::: Task inputs :::

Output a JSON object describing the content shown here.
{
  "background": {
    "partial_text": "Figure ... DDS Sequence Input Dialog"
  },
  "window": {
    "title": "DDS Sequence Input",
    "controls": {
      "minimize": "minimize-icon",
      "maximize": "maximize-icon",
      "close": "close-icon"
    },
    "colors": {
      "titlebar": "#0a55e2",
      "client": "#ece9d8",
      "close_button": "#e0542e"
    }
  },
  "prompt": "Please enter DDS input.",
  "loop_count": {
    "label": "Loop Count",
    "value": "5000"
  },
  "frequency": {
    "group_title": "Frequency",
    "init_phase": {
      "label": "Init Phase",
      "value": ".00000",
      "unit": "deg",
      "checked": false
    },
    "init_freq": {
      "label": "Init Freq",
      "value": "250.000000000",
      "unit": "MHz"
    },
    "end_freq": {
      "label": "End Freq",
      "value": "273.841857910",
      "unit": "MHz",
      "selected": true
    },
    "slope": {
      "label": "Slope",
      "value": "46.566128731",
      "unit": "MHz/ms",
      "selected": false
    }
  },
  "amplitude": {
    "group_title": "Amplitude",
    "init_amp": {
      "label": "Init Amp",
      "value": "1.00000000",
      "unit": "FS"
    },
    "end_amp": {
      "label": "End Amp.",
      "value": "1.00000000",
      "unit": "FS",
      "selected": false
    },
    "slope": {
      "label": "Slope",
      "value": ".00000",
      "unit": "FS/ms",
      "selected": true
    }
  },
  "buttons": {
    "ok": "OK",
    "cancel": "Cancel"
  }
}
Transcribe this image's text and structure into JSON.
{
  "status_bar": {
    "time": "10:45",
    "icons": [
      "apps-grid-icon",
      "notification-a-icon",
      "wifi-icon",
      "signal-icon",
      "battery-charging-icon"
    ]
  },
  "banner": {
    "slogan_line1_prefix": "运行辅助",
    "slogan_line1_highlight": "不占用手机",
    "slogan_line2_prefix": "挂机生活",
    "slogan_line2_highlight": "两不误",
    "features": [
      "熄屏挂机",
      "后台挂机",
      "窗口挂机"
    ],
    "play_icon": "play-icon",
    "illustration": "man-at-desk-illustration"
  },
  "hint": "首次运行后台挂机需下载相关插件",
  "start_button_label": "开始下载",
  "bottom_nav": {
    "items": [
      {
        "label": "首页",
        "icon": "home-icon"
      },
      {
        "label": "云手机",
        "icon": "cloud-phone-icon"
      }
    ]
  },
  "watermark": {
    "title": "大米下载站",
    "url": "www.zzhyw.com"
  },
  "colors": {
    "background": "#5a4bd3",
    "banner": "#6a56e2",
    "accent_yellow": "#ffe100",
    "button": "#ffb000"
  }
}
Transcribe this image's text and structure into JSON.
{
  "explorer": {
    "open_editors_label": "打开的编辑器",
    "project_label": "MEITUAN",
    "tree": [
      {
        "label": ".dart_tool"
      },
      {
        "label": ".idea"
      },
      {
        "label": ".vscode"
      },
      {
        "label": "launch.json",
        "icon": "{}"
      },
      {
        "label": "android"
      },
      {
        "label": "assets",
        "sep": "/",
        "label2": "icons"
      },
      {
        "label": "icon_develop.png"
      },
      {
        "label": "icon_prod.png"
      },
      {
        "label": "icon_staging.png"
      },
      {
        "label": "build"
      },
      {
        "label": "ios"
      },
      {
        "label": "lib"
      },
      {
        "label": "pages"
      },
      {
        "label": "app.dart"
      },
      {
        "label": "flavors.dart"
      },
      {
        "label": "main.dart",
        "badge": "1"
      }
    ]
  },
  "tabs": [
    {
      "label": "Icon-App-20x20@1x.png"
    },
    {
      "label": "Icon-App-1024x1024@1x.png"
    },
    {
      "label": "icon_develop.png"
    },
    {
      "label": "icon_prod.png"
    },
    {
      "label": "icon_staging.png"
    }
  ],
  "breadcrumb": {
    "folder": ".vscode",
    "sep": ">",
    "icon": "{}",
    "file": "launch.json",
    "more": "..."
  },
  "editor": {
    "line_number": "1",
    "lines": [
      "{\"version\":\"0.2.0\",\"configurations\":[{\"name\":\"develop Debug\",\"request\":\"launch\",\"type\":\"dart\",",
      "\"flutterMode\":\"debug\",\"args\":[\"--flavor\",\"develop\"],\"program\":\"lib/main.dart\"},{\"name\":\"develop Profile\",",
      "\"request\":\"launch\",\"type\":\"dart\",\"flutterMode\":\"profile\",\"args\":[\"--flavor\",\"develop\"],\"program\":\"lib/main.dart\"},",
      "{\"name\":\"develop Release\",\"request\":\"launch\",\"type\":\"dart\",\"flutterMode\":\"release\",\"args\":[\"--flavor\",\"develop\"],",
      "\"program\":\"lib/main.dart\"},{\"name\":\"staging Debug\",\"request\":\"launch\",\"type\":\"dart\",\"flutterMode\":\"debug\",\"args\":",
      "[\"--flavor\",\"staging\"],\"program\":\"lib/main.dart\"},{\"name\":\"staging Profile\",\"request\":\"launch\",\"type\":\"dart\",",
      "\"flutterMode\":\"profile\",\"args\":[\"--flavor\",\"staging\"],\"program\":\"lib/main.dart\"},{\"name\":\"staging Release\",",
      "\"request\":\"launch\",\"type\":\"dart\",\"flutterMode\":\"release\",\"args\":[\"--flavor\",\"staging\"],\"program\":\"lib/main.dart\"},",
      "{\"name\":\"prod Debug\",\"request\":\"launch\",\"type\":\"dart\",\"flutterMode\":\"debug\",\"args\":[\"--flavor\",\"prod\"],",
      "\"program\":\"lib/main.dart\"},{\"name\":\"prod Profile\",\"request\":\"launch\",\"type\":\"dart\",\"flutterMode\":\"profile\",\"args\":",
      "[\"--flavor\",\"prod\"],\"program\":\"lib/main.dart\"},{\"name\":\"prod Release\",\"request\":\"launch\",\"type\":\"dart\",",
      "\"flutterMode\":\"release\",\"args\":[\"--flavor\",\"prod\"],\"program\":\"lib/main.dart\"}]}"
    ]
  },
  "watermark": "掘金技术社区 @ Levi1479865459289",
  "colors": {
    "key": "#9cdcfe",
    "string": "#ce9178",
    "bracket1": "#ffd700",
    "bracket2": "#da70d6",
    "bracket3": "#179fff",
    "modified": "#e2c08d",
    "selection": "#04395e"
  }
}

:::

▶ **Exercise instructions**
Could you quote the material above in full, exactly as it stands?

▶ **Answer to this problem**
Output a JSON object describing the content shown here.
{
  "background": {
    "partial_text": "Figure ... DDS Sequence Input Dialog"
  },
  "window": {
    "title": "DDS Sequence Input",
    "controls": {
      "minimize": "minimize-icon",
      "maximize": "maximize-icon",
      "close": "close-icon"
    },
    "colors": {
      "titlebar": "#0a55e2",
      "client": "#ece9d8",
      "close_button": "#e0542e"
    }
  },
  "prompt": "Please enter DDS input.",
  "loop_count": {
    "label": "Loop Count",
    "value": "5000"
  },
  "frequency": {
    "group_title": "Frequency",
    "init_phase": {
      "label": "Init Phase",
      "value": ".00000",
      "unit": "deg",
      "checked": false
    },
    "init_freq": {
      "label": "Init Freq",
      "value": "250.000000000",
      "unit": "MHz"
    },
    "end_freq": {
      "label": "End Freq",
      "value": "273.841857910",
      "unit": "MHz",
      "selected": true
    },
    "slope": {
      "label": "Slope",
      "value": "46.566128731",
      "unit": "MHz/ms",
      "selected": false
    }
  },
  "amplitude": {
    "group_title": "Amplitude",
    "init_amp": {
      "label": "Init Amp",
      "value": "1.00000000",
      "unit": "FS"
    },
    "end_amp": {
      "label": "End Amp.",
      "value": "1.00000000",
      "unit": "FS",
      "selected": false
    },
    "slope": {
      "label": "Slope",
      "value": ".00000",
      "unit": "FS/ms",
      "selected": true
    }
  },
  "buttons": {
    "ok": "OK",
    "cancel": "Cancel"
  }
}
Transcribe this image's text and structure into JSON.
{
  "status_bar": {
    "time": "10:45",
    "icons": [
      "apps-grid-icon",
      "notification-a-icon",
      "wifi-icon",
      "signal-icon",
      "battery-charging-icon"
    ]
  },
  "banner": {
    "slogan_line1_prefix": "运行辅助",
    "slogan_line1_highlight": "不占用手机",
    "slogan_line2_prefix": "挂机生活",
    "slogan_line2_highlight": "两不误",
    "features": [
      "熄屏挂机",
      "后台挂机",
      "窗口挂机"
    ],
    "play_icon": "play-icon",
    "illustration": "man-at-desk-illustration"
  },
  "hint": "首次运行后台挂机需下载相关插件",
  "start_button_label": "开始下载",
  "bottom_nav": {
    "items": [
      {
        "label": "首页",
        "icon": "home-icon"
      },
      {
        "label": "云手机",
        "icon": "cloud-phone-icon"
      }
    ]
  },
  "watermark": {
    "title": "大米下载站",
    "url": "www.zzhyw.com"
  },
  "colors": {
    "background": "#5a4bd3",
    "banner": "#6a56e2",
    "accent_yellow": "#ffe100",
    "button": "#ffb000"
  }
}
Transcribe this image's text and structure into JSON.
{
  "explorer": {
    "open_editors_label": "打开的编辑器",
    "project_label": "MEITUAN",
    "tree": [
      {
        "label": ".dart_tool"
      },
      {
        "label": ".idea"
      },
      {
        "label": ".vscode"
      },
      {
        "label": "launch.json",
        "icon": "{}"
      },
      {
        "label": "android"
      },
      {
        "label": "assets",
        "sep": "/",
        "label2": "icons"
      },
      {
        "label": "icon_develop.png"
      },
      {
        "label": "icon_prod.png"
      },
      {
        "label": "icon_staging.png"
      },
      {
        "label": "build"
      },
      {
        "label": "ios"
      },
      {
        "label": "lib"
      },
      {
        "label": "pages"
      },
      {
        "label": "app.dart"
      },
      {
        "label": "flavors.dart"
      },
      {
        "label": "main.dart",
        "badge": "1"
      }
    ]
  },
  "tabs": [
    {
      "label": "Icon-App-20x20@1x.png"
    },
    {
      "label": "Icon-App-1024x1024@1x.png"
    },
    {
      "label": "icon_develop.png"
    },
    {
      "label": "icon_prod.png"
    },
    {
      "label": "icon_staging.png"
    }
  ],
  "breadcrumb": {
    "folder": ".vscode",
    "sep": ">",
    "icon": "{}",
    "file": "launch.json",
    "more": "..."
  },
  "editor": {
    "line_number": "1",
    "lines": [
      "{\"version\":\"0.2.0\",\"configurations\":[{\"name\":\"develop Debug\",\"request\":\"launch\",\"type\":\"dart\",",
      "\"flutterMode\":\"debug\",\"args\":[\"--flavor\",\"develop\"],\"program\":\"lib/main.dart\"},{\"name\":\"develop Profile\",",
      "\"request\":\"launch\",\"type\":\"dart\",\"flutterMode\":\"profile\",\"args\":[\"--flavor\",\"develop\"],\"program\":\"lib/main.dart\"},",
      "{\"name\":\"develop Release\",\"request\":\"launch\",\"type\":\"dart\",\"flutterMode\":\"release\",\"args\":[\"--flavor\",\"develop\"],",
      "\"program\":\"lib/main.dart\"},{\"name\":\"staging Debug\",\"request\":\"launch\",\"type\":\"dart\",\"flutterMode\":\"debug\",\"args\":",
      "[\"--flavor\",\"staging\"],\"program\":\"lib/main.dart\"},{\"name\":\"staging Profile\",\"request\":\"launch\",\"type\":\"dart\",",
      "\"flutterMode\":\"profile\",\"args\":[\"--flavor\",\"staging\"],\"program\":\"lib/main.dart\"},{\"name\":\"staging Release\",",
      "\"request\":\"launch\",\"type\":\"dart\",\"flutterMode\":\"release\",\"args\":[\"--flavor\",\"staging\"],\"program\":\"lib/main.dart\"},",
      "{\"name\":\"prod Debug\",\"request\":\"launch\",\"type\":\"dart\",\"flutterMode\":\"debug\",\"args\":[\"--flavor\",\"prod\"],",
      "\"program\":\"lib/main.dart\"},{\"name\":\"prod Profile\",\"request\":\"launch\",\"type\":\"dart\",\"flutterMode\":\"profile\",\"args\":",
      "[\"--flavor\",\"prod\"],\"program\":\"lib/main.dart\"},{\"name\":\"prod Release\",\"request\":\"launch\",\"type\":\"dart\",",
      "\"flutterMode\":\"release\",\"args\":[\"--flavor\",\"prod\"],\"program\":\"lib/main.dart\"}]}"
    ]
  },
  "watermark": "掘金技术社区 @ Levi1479865459289",
  "colors": {
    "key": "#9cdcfe",
    "string": "#ce9178",
    "bracket1": "#ffd700",
    "bracket2": "#da70d6",
    "bracket3": "#179fff",
    "modified": "#e2c08d",
    "selection": "#04395e"
  }
}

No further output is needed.